Problem to solve
Retype each line exactly. Skip images.

Provided data
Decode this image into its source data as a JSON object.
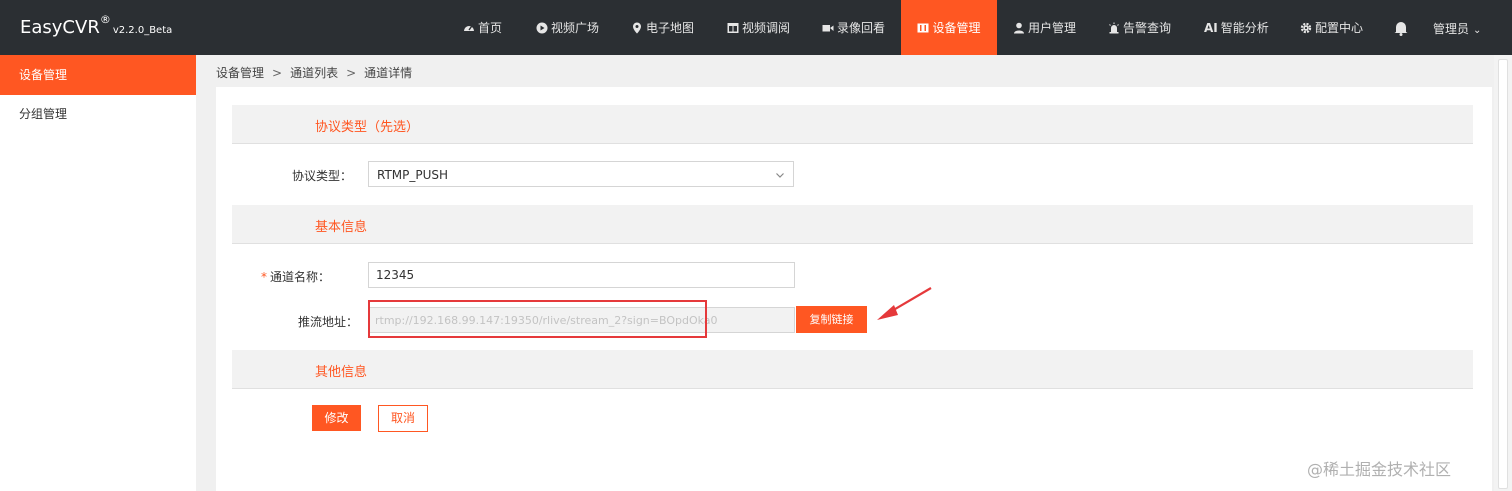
{
  "brand": {
    "name": "EasyCVR",
    "registered": "®",
    "version": "v2.2.0_Beta"
  },
  "nav": [
    {
      "label": "首页",
      "icon": "dashboard-icon"
    },
    {
      "label": "视频广场",
      "icon": "play-circle-icon"
    },
    {
      "label": "电子地图",
      "icon": "map-pin-icon"
    },
    {
      "label": "视频调阅",
      "icon": "grid-window-icon"
    },
    {
      "label": "录像回看",
      "icon": "video-camera-icon"
    },
    {
      "label": "设备管理",
      "icon": "device-icon",
      "active": true
    },
    {
      "label": "用户管理",
      "icon": "user-icon"
    },
    {
      "label": "告警查询",
      "icon": "alarm-icon"
    },
    {
      "label": "智能分析",
      "icon": "ai-icon",
      "prefix": "AI"
    },
    {
      "label": "配置中心",
      "icon": "gear-icon"
    }
  ],
  "header": {
    "user": "管理员",
    "bell_icon": "bell-icon"
  },
  "sidebar": {
    "items": [
      {
        "label": "设备管理",
        "active": true
      },
      {
        "label": "分组管理"
      }
    ]
  },
  "breadcrumb": [
    "设备管理",
    "通道列表",
    "通道详情"
  ],
  "breadcrumb_separator": ">",
  "sections": {
    "protocol": "协议类型（先选）",
    "basic": "基本信息",
    "other": "其他信息"
  },
  "form": {
    "protocol_label": "协议类型：",
    "protocol_value": "RTMP_PUSH",
    "name_label": "通道名称：",
    "name_required_mark": "*",
    "name_value": "12345",
    "push_label": "推流地址：",
    "push_url": "rtmp://192.168.99.147:19350/rlive/stream_2?sign=BOpdOka0",
    "copy_label": "复制链接"
  },
  "actions": {
    "edit": "修改",
    "cancel": "取消"
  },
  "watermark": "@稀土掘金技术社区",
  "colors": {
    "accent": "#ff5722",
    "topbar": "#2b2f33",
    "highlight": "#e5393b"
  }
}
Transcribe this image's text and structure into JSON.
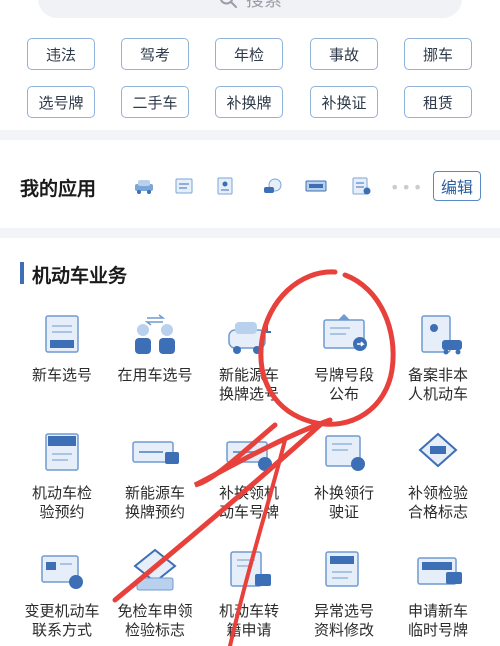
{
  "search": {
    "placeholder": "搜索",
    "icon": "search-icon"
  },
  "quick_tags": [
    "违法",
    "驾考",
    "年检",
    "事故",
    "挪车",
    "选号牌",
    "二手车",
    "补换牌",
    "补换证",
    "租赁"
  ],
  "my_apps": {
    "title": "我的应用",
    "icons": [
      "car-icon",
      "document-icon",
      "license-icon",
      "driver-icon",
      "plate-icon",
      "form-icon"
    ],
    "more": "•••",
    "edit_label": "编辑"
  },
  "section": {
    "title": "机动车业务",
    "items": [
      {
        "label": "新车选号",
        "icon": "plate-board-icon"
      },
      {
        "label": "在用车选号",
        "icon": "people-swap-icon"
      },
      {
        "label": "新能源车\n换牌选号",
        "icon": "ev-car-icon"
      },
      {
        "label": "号牌号段\n公布",
        "icon": "announcement-icon"
      },
      {
        "label": "备案非本\n人机动车",
        "icon": "record-car-icon"
      },
      {
        "label": "机动车检\n验预约",
        "icon": "inspection-booking-icon",
        "badge": "检"
      },
      {
        "label": "新能源车\n换牌预约",
        "icon": "ev-plate-booking-icon",
        "badge": "预"
      },
      {
        "label": "补换领机\n动车号牌",
        "icon": "plate-replace-icon",
        "badge": "补"
      },
      {
        "label": "补换领行\n驶证",
        "icon": "license-replace-icon"
      },
      {
        "label": "补领检验\n合格标志",
        "icon": "inspection-mark-icon",
        "badge": "检"
      },
      {
        "label": "变更机动车\n联系方式",
        "icon": "contact-change-icon"
      },
      {
        "label": "免检车申领\n检验标志",
        "icon": "exempt-mark-icon",
        "badge": "免检"
      },
      {
        "label": "机动车转\n籍申请",
        "icon": "transfer-icon",
        "badge": "转"
      },
      {
        "label": "异常选号\n资料修改",
        "icon": "abnormal-edit-icon"
      },
      {
        "label": "申请新车\n临时号牌",
        "icon": "temp-plate-icon",
        "badge": "临"
      }
    ]
  },
  "colors": {
    "accent": "#3c6fb5",
    "tag_border": "#8fb2d8",
    "annotation": "#e8403a"
  }
}
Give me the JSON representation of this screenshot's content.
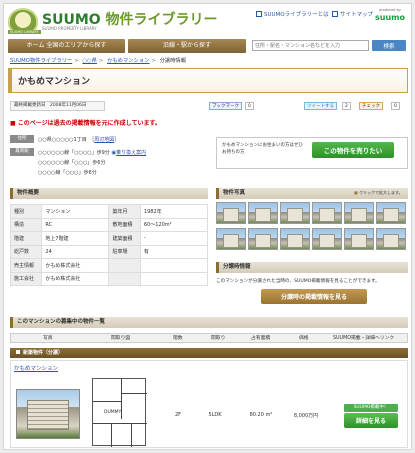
{
  "header": {
    "brand": "SUUMO",
    "brand_suffix": "物件ライブラリー",
    "brand_tagline": "SUUMO PROPERTY LIBRARY",
    "brand_ribbon": "SUUMO LIBRARY",
    "links": [
      "SUUMOライブラリーとは",
      "サイトマップ"
    ],
    "produced_by": "produced by",
    "produced_brand": "suumo"
  },
  "nav": {
    "items": [
      "ホーム  全国のエリアから探す",
      "沿線・駅から探す"
    ],
    "search_placeholder": "住所・駅名・マンション名などを入力",
    "search_button": "検索"
  },
  "breadcrumb": {
    "items": [
      "SUUMO物件ライブラリー",
      "○○県",
      "かもめマンション"
    ],
    "current": "分譲時情報"
  },
  "page": {
    "title": "かもめマンション",
    "meta_label": "最終掲載更新日",
    "meta_value": "2008年11月06日",
    "social": [
      "ブックマーク",
      "0",
      "ツイートする",
      "2",
      "チェック",
      "0"
    ],
    "notice": "このページは過去の掲載情報を元に作成しています。"
  },
  "address": {
    "label_address": "住所",
    "address": "○○県○○○○○1丁目",
    "map_link": "周辺地図",
    "label_station": "最寄駅",
    "stations": [
      "○○○○○○線「○○○○」歩9分",
      "○○○○○○線「○○○」歩6分",
      "○○○○線「○○○」歩6分"
    ],
    "station_link": "乗り換え案内"
  },
  "sell": {
    "text": "かもめマンションにお住まいの方はぜひお持ちの方",
    "button": "この物件を売りたい"
  },
  "overview": {
    "header": "物件概要",
    "rows": [
      [
        "種別",
        "マンション",
        "築年月",
        "1982年"
      ],
      [
        "構造",
        "RC",
        "敷地面積",
        "60～120m²"
      ],
      [
        "階建",
        "地上7階建",
        "建築面積",
        "-"
      ],
      [
        "総戸数",
        "24",
        "駐車場",
        "有"
      ],
      [
        "売主情報",
        "かもめ株式会社",
        "",
        ""
      ],
      [
        "施工会社",
        "かもめ株式会社",
        "",
        ""
      ]
    ]
  },
  "photos": {
    "header": "物件写真",
    "hint": "クリックで拡大します。",
    "count": 12
  },
  "period": {
    "header": "分譲時情報",
    "text": "このマンションが分譲された当時の、SUUMO掲載情報を見ることができます。",
    "button": "分譲時の掲載情報を見る"
  },
  "listing": {
    "header": "このマンションの募集中の物件一覧",
    "columns": [
      "写真",
      "間取り図",
      "階数",
      "間取り",
      "占有面積",
      "価格",
      "SUUMO掲載・詳細へリンク"
    ],
    "category": "新築物件（分譲）",
    "building_link": "かもめマンション",
    "floor_plan_label": "DUMMY",
    "row": {
      "floor": "2F",
      "layout": "5LDK",
      "area": "80.20 m²",
      "price": "8,000万円",
      "badge": "SUUMO掲載中！",
      "button": "詳細を見る"
    }
  },
  "colors": {
    "accent_brown": "#8a6c34",
    "green_button": "#2f8f2a",
    "link_blue": "#2a56a8",
    "notice_red": "#cc0000"
  }
}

Answer for the task
Decode this image into its source data as a JSON object.
{
  "brand": {
    "name": "EasyCVR",
    "registered": "®",
    "version": "v2.2.0_Beta"
  },
  "nav": [
    {
      "label": "首页",
      "icon": "dashboard-icon"
    },
    {
      "label": "视频广场",
      "icon": "play-circle-icon"
    },
    {
      "label": "电子地图",
      "icon": "map-pin-icon"
    },
    {
      "label": "视频调阅",
      "icon": "grid-window-icon"
    },
    {
      "label": "录像回看",
      "icon": "video-camera-icon"
    },
    {
      "label": "设备管理",
      "icon": "device-icon",
      "active": true
    },
    {
      "label": "用户管理",
      "icon": "user-icon"
    },
    {
      "label": "告警查询",
      "icon": "alarm-icon"
    },
    {
      "label": "智能分析",
      "icon": "ai-icon",
      "prefix": "AI"
    },
    {
      "label": "配置中心",
      "icon": "gear-icon"
    }
  ],
  "header": {
    "user": "管理员",
    "bell_icon": "bell-icon"
  },
  "sidebar": {
    "items": [
      {
        "label": "设备管理",
        "active": true
      },
      {
        "label": "分组管理"
      }
    ]
  },
  "breadcrumb": [
    "设备管理",
    "通道列表",
    "通道详情"
  ],
  "breadcrumb_separator": ">",
  "sections": {
    "protocol": "协议类型（先选）",
    "basic": "基本信息",
    "other": "其他信息"
  },
  "form": {
    "protocol_label": "协议类型：",
    "protocol_value": "RTMP_PUSH",
    "name_label": "通道名称：",
    "name_required_mark": "*",
    "name_value": "12345",
    "push_label": "推流地址：",
    "push_url": "rtmp://192.168.99.147:19350/rlive/stream_2?sign=BOpdOka0",
    "copy_label": "复制链接"
  },
  "actions": {
    "edit": "修改",
    "cancel": "取消"
  },
  "watermark": "@稀土掘金技术社区",
  "colors": {
    "accent": "#ff5722",
    "topbar": "#2b2f33",
    "highlight": "#e5393b"
  }
}
Transcribe this image's text and structure into JSON.
{
  "search": {
    "placeholder": "搜索",
    "icon": "search-icon"
  },
  "quick_tags": [
    "违法",
    "驾考",
    "年检",
    "事故",
    "挪车",
    "选号牌",
    "二手车",
    "补换牌",
    "补换证",
    "租赁"
  ],
  "my_apps": {
    "title": "我的应用",
    "icons": [
      "car-icon",
      "document-icon",
      "license-icon",
      "driver-icon",
      "plate-icon",
      "form-icon"
    ],
    "more": "•••",
    "edit_label": "编辑"
  },
  "section": {
    "title": "机动车业务",
    "items": [
      {
        "label": "新车选号",
        "icon": "plate-board-icon"
      },
      {
        "label": "在用车选号",
        "icon": "people-swap-icon"
      },
      {
        "label": "新能源车\n换牌选号",
        "icon": "ev-car-icon"
      },
      {
        "label": "号牌号段\n公布",
        "icon": "announcement-icon"
      },
      {
        "label": "备案非本\n人机动车",
        "icon": "record-car-icon"
      },
      {
        "label": "机动车检\n验预约",
        "icon": "inspection-booking-icon",
        "badge": "检"
      },
      {
        "label": "新能源车\n换牌预约",
        "icon": "ev-plate-booking-icon",
        "badge": "预"
      },
      {
        "label": "补换领机\n动车号牌",
        "icon": "plate-replace-icon",
        "badge": "补"
      },
      {
        "label": "补换领行\n驶证",
        "icon": "license-replace-icon"
      },
      {
        "label": "补领检验\n合格标志",
        "icon": "inspection-mark-icon",
        "badge": "检"
      },
      {
        "label": "变更机动车\n联系方式",
        "icon": "contact-change-icon"
      },
      {
        "label": "免检车申领\n检验标志",
        "icon": "exempt-mark-icon",
        "badge": "免检"
      },
      {
        "label": "机动车转\n籍申请",
        "icon": "transfer-icon",
        "badge": "转"
      },
      {
        "label": "异常选号\n资料修改",
        "icon": "abnormal-edit-icon"
      },
      {
        "label": "申请新车\n临时号牌",
        "icon": "temp-plate-icon",
        "badge": "临"
      }
    ]
  },
  "colors": {
    "accent": "#3c6fb5",
    "tag_border": "#8fb2d8",
    "annotation": "#e8403a"
  }
}
Give me the JSON representation of this screenshot's content.
{
  "header": {
    "brand": "SUUMO",
    "brand_suffix": "物件ライブラリー",
    "brand_tagline": "SUUMO PROPERTY LIBRARY",
    "brand_ribbon": "SUUMO LIBRARY",
    "links": [
      "SUUMOライブラリーとは",
      "サイトマップ"
    ],
    "produced_by": "produced by",
    "produced_brand": "suumo"
  },
  "nav": {
    "items": [
      "ホーム  全国のエリアから探す",
      "沿線・駅から探す"
    ],
    "search_placeholder": "住所・駅名・マンション名などを入力",
    "search_button": "検索"
  },
  "breadcrumb": {
    "items": [
      "SUUMO物件ライブラリー",
      "○○県",
      "かもめマンション"
    ],
    "current": "分譲時情報"
  },
  "page": {
    "title": "かもめマンション",
    "meta_label": "最終掲載更新日",
    "meta_value": "2008年11月06日",
    "social": [
      "ブックマーク",
      "0",
      "ツイートする",
      "2",
      "チェック",
      "0"
    ],
    "notice": "このページは過去の掲載情報を元に作成しています。"
  },
  "address": {
    "label_address": "住所",
    "address": "○○県○○○○○1丁目",
    "map_link": "周辺地図",
    "label_station": "最寄駅",
    "stations": [
      "○○○○○○線「○○○○」歩9分",
      "○○○○○○線「○○○」歩6分",
      "○○○○線「○○○」歩6分"
    ],
    "station_link": "乗り換え案内"
  },
  "sell": {
    "text": "かもめマンションにお住まいの方はぜひお持ちの方",
    "button": "この物件を売りたい"
  },
  "overview": {
    "header": "物件概要",
    "rows": [
      [
        "種別",
        "マンション",
        "築年月",
        "1982年"
      ],
      [
        "構造",
        "RC",
        "敷地面積",
        "60～120m²"
      ],
      [
        "階建",
        "地上7階建",
        "建築面積",
        "-"
      ],
      [
        "総戸数",
        "24",
        "駐車場",
        "有"
      ],
      [
        "売主情報",
        "かもめ株式会社",
        "",
        ""
      ],
      [
        "施工会社",
        "かもめ株式会社",
        "",
        ""
      ]
    ]
  },
  "photos": {
    "header": "物件写真",
    "hint": "クリックで拡大します。",
    "count": 12
  },
  "period": {
    "header": "分譲時情報",
    "text": "このマンションが分譲された当時の、SUUMO掲載情報を見ることができます。",
    "button": "分譲時の掲載情報を見る"
  },
  "listing": {
    "header": "このマンションの募集中の物件一覧",
    "columns": [
      "写真",
      "間取り図",
      "階数",
      "間取り",
      "占有面積",
      "価格",
      "SUUMO掲載・詳細へリンク"
    ],
    "category": "新築物件（分譲）",
    "building_link": "かもめマンション",
    "floor_plan_label": "DUMMY",
    "row": {
      "floor": "2F",
      "layout": "5LDK",
      "area": "80.20 m²",
      "price": "8,000万円",
      "badge": "SUUMO掲載中！",
      "button": "詳細を見る"
    }
  },
  "colors": {
    "accent_brown": "#8a6c34",
    "green_button": "#2f8f2a",
    "link_blue": "#2a56a8",
    "notice_red": "#cc0000"
  }
}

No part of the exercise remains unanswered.